[START Supplied material]

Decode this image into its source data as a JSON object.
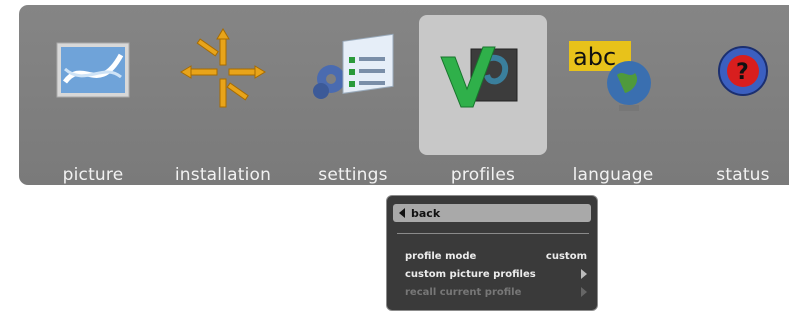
{
  "menu": {
    "items": [
      {
        "label": "picture",
        "icon": "picture-icon"
      },
      {
        "label": "installation",
        "icon": "installation-icon"
      },
      {
        "label": "settings",
        "icon": "settings-icon"
      },
      {
        "label": "profiles",
        "icon": "profiles-icon",
        "selected": true
      },
      {
        "label": "language",
        "icon": "language-icon"
      },
      {
        "label": "status",
        "icon": "status-icon"
      }
    ]
  },
  "popup": {
    "back_label": "back",
    "rows": [
      {
        "label": "profile mode",
        "value": "custom"
      },
      {
        "label": "custom picture profiles"
      },
      {
        "label": "recall current profile",
        "disabled": true
      }
    ]
  },
  "language_icon_text": "abc",
  "colors": {
    "menu_bg": "#7f7f7f",
    "selected_bg": "#c8c8c8",
    "popup_bg": "#3a3a3a"
  }
}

[END Supplied material]

**Work required**
Report how many lines in the listing include the word "installation". Give nothing but the count.

**Exercise output**
2